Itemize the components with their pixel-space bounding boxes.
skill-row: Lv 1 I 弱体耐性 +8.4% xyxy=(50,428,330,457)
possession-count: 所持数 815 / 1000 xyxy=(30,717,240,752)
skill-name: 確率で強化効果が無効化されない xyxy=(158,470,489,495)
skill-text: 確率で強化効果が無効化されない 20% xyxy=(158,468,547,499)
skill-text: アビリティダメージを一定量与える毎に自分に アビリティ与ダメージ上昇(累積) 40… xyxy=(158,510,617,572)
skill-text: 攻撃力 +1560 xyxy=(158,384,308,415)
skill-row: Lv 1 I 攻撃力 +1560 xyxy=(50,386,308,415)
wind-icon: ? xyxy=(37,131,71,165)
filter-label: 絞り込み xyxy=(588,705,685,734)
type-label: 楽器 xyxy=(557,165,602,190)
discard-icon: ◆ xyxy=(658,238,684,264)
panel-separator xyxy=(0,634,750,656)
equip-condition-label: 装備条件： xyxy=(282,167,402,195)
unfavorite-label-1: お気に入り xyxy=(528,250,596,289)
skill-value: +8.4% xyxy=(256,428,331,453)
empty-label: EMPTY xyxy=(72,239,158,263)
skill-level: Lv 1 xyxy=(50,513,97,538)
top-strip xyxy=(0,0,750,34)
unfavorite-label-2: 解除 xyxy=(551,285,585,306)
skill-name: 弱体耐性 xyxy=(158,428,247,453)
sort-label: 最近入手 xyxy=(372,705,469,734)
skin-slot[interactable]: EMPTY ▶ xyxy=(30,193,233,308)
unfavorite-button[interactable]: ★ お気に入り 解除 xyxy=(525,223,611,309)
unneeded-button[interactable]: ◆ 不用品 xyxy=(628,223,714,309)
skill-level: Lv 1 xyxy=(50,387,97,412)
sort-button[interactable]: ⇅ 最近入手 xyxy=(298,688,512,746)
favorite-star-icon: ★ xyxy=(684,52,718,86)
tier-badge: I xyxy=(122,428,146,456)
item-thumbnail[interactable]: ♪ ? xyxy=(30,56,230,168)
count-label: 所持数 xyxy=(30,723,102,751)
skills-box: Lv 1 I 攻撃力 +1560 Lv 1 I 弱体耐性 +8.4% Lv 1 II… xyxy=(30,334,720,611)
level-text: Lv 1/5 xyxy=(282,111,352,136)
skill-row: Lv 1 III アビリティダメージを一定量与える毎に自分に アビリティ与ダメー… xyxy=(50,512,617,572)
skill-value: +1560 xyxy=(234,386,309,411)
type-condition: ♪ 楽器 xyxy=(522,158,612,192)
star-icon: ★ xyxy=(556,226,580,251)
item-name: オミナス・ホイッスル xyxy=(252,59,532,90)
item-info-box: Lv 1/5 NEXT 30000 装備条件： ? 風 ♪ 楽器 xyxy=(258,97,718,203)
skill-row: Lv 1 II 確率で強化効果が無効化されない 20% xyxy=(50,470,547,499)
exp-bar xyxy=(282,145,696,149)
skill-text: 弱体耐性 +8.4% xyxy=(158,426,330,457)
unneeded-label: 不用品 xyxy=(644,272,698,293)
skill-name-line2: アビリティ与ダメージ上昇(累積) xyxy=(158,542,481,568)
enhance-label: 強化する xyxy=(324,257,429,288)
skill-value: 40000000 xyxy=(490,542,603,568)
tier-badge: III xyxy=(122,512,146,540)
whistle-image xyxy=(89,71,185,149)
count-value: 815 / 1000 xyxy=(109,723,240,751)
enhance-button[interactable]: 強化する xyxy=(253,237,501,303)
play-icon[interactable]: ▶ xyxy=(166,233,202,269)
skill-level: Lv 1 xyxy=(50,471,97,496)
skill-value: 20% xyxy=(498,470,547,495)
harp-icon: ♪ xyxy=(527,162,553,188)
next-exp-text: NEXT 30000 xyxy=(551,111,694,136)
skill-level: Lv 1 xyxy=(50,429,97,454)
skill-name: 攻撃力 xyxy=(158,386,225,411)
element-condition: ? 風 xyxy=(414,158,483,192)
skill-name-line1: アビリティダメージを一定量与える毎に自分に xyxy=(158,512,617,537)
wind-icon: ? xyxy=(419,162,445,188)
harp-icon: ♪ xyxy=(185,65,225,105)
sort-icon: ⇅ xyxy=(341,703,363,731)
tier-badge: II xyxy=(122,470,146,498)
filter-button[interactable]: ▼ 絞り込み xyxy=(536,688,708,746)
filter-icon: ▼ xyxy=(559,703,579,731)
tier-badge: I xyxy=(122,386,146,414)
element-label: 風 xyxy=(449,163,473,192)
· · ·
> _Stated exercise_: Rewrite every line of the listing above as a Markdown table with the columns Row and Entry, numbering each line in order and leaving out any blank lines.

> _Result below_:
| Row | Entry |
|---|---|
| 1 | Itemize the components with their pixel-space bounding boxes. |
| 2 | skill-row: Lv 1 I 弱体耐性 +8.4% xyxy=(50,428,330,457) |
| 3 | possession-count: 所持数 815 / 1000 xyxy=(30,717,240,752) |
| 4 | skill-name: 確率で強化効果が無効化されない xyxy=(158,470,489,495) |
| 5 | skill-text: 確率で強化効果が無効化されない 20% xyxy=(158,468,547,499) |
| 6 | skill-text: アビリティダメージを一定量与える毎に自分に アビリティ与ダメージ上昇(累積) 40… xyxy=(158,510,617,572) |
| 7 | skill-text: 攻撃力 +1560 xyxy=(158,384,308,415) |
| 8 | skill-row: Lv 1 I 攻撃力 +1560 xyxy=(50,386,308,415) |
| 9 | wind-icon: ? xyxy=(37,131,71,165) |
| 10 | filter-label: 絞り込み xyxy=(588,705,685,734) |
| 11 | type-label: 楽器 xyxy=(557,165,602,190) |
| 12 | discard-icon: ◆ xyxy=(658,238,684,264) |
| 13 | panel-separator xyxy=(0,634,750,656) |
| 14 | equip-condition-label: 装備条件： xyxy=(282,167,402,195) |
| 15 | unfavorite-label-1: お気に入り xyxy=(528,250,596,289) |
| 16 | skill-value: +8.4% xyxy=(256,428,331,453) |
| 17 | empty-label: EMPTY xyxy=(72,239,158,263) |
| 18 | skill-level: Lv 1 xyxy=(50,513,97,538) |
| 19 | top-strip xyxy=(0,0,750,34) |
| 20 | unfavorite-label-2: 解除 xyxy=(551,285,585,306) |
| 21 | skill-name: 弱体耐性 xyxy=(158,428,247,453) |
| 22 | sort-label: 最近入手 xyxy=(372,705,469,734) |
| 23 | skin-slot[interactable]: EMPTY ▶ xyxy=(30,193,233,308) |
| 24 | unfavorite-button[interactable]: ★ お気に入り 解除 xyxy=(525,223,611,309) |
| 25 | unneeded-button[interactable]: ◆ 不用品 xyxy=(628,223,714,309) |
| 26 | skill-level: Lv 1 xyxy=(50,387,97,412) |
| 27 | sort-button[interactable]: ⇅ 最近入手 xyxy=(298,688,512,746) |
| 28 | favorite-star-icon: ★ xyxy=(684,52,718,86) |
| 29 | tier-badge: I xyxy=(122,428,146,456) |
| 30 | item-thumbnail[interactable]: ♪ ? xyxy=(30,56,230,168) |
| 31 | count-label: 所持数 xyxy=(30,723,102,751) |
| 32 | skills-box: Lv 1 I 攻撃力 +1560 Lv 1 I 弱体耐性 +8.4% Lv 1 II… xyxy=(30,334,720,611) |
| 33 | level-text: Lv 1/5 xyxy=(282,111,352,136) |
| 34 | skill-row: Lv 1 III アビリティダメージを一定量与える毎に自分に アビリティ与ダメー… xyxy=(50,512,617,572) |
| 35 | skill-value: +1560 xyxy=(234,386,309,411) |
| 36 | type-condition: ♪ 楽器 xyxy=(522,158,612,192) |
| 37 | star-icon: ★ xyxy=(556,226,580,251) |
| 38 | item-name: オミナス・ホイッスル xyxy=(252,59,532,90) |
| 39 | item-info-box: Lv 1/5 NEXT 30000 装備条件： ? 風 ♪ 楽器 xyxy=(258,97,718,203) |
| 40 | skill-row: Lv 1 II 確率で強化効果が無効化されない 20% xyxy=(50,470,547,499) |
| 41 | exp-bar xyxy=(282,145,696,149) |
| 42 | skill-text: 弱体耐性 +8.4% xyxy=(158,426,330,457) |
| 43 | unneeded-label: 不用品 xyxy=(644,272,698,293) |
| 44 | skill-name-line2: アビリティ与ダメージ上昇(累積) xyxy=(158,542,481,568) |
| 45 | enhance-label: 強化する xyxy=(324,257,429,288) |
| 46 | skill-value: 40000000 xyxy=(490,542,603,568) |
| 47 | tier-badge: III xyxy=(122,512,146,540) |
| 48 | whistle-image xyxy=(89,71,185,149) |
| 49 | count-value: 815 / 1000 xyxy=(109,723,240,751) |
| 50 | enhance-button[interactable]: 強化する xyxy=(253,237,501,303) |
| 51 | play-icon[interactable]: ▶ xyxy=(166,233,202,269) |
| 52 | skill-level: Lv 1 xyxy=(50,471,97,496) |
| 53 | skill-value: 20% xyxy=(498,470,547,495) |
| 54 | harp-icon: ♪ xyxy=(527,162,553,188) |
| 55 | next-exp-text: NEXT 30000 xyxy=(551,111,694,136) |
| 56 | skill-level: Lv 1 xyxy=(50,429,97,454) |
| 57 | skill-name: 攻撃力 xyxy=(158,386,225,411) |
| 58 | element-condition: ? 風 xyxy=(414,158,483,192) |
| 59 | skill-name-line1: アビリティダメージを一定量与える毎に自分に xyxy=(158,512,617,537) |
| 60 | wind-icon: ? xyxy=(419,162,445,188) |
| 61 | harp-icon: ♪ xyxy=(185,65,225,105) |
| 62 | sort-icon: ⇅ xyxy=(341,703,363,731) |
| 63 | tier-badge: II xyxy=(122,470,146,498) |
| 64 | filter-button[interactable]: ▼ 絞り込み xyxy=(536,688,708,746) |
| 65 | filter-icon: ▼ xyxy=(559,703,579,731) |
| 66 | tier-badge: I xyxy=(122,386,146,414) |
| 67 | element-label: 風 xyxy=(449,163,473,192) |